▸ WRITTEN PROBLEM: Could you write out the records below exactly as they appear?

####

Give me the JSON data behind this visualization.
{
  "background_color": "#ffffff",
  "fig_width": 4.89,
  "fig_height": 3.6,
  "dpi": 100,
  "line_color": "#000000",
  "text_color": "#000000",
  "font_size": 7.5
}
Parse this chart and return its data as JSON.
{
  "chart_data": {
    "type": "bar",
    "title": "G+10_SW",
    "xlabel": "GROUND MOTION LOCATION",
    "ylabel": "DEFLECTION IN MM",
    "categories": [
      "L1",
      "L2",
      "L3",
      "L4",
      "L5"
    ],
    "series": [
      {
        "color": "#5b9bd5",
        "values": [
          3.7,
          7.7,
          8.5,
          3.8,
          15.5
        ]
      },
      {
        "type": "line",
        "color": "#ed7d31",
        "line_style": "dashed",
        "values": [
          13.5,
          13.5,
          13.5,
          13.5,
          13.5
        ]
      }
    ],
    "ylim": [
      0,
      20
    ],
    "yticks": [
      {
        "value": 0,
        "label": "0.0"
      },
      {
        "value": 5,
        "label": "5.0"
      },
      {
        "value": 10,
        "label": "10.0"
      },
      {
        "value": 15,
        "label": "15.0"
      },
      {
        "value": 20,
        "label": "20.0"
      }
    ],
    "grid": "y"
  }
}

####

▸ RESULT FOR THIS TASK:
Give me the JSON data behind this visualization.
{
  "background_color": "#ffffff",
  "fig_width": 4.89,
  "fig_height": 3.6,
  "dpi": 100,
  "line_color": "#000000",
  "text_color": "#000000",
  "font_size": 7.5
}
Parse this chart and return its data as JSON.
{
  "chart_data": {
    "type": "bar",
    "title": "G+10_SW",
    "xlabel": "GROUND MOTION LOCATION",
    "ylabel": "DEFLECTION IN MM",
    "categories": [
      "L1",
      "L2",
      "L3",
      "L4",
      "L5"
    ],
    "series": [
      {
        "color": "#5b9bd5",
        "values": [
          3.7,
          7.7,
          8.5,
          3.8,
          15.5
        ]
      },
      {
        "type": "line",
        "color": "#ed7d31",
        "line_style": "dashed",
        "values": [
          13.5,
          13.5,
          13.5,
          13.5,
          13.5
        ]
      }
    ],
    "ylim": [
      0,
      20
    ],
    "yticks": [
      {
        "value": 0,
        "label": "0.0"
      },
      {
        "value": 5,
        "label": "5.0"
      },
      {
        "value": 10,
        "label": "10.0"
      },
      {
        "value": 15,
        "label": "15.0"
      },
      {
        "value": 20,
        "label": "20.0"
      }
    ],
    "grid": "y"
  }
}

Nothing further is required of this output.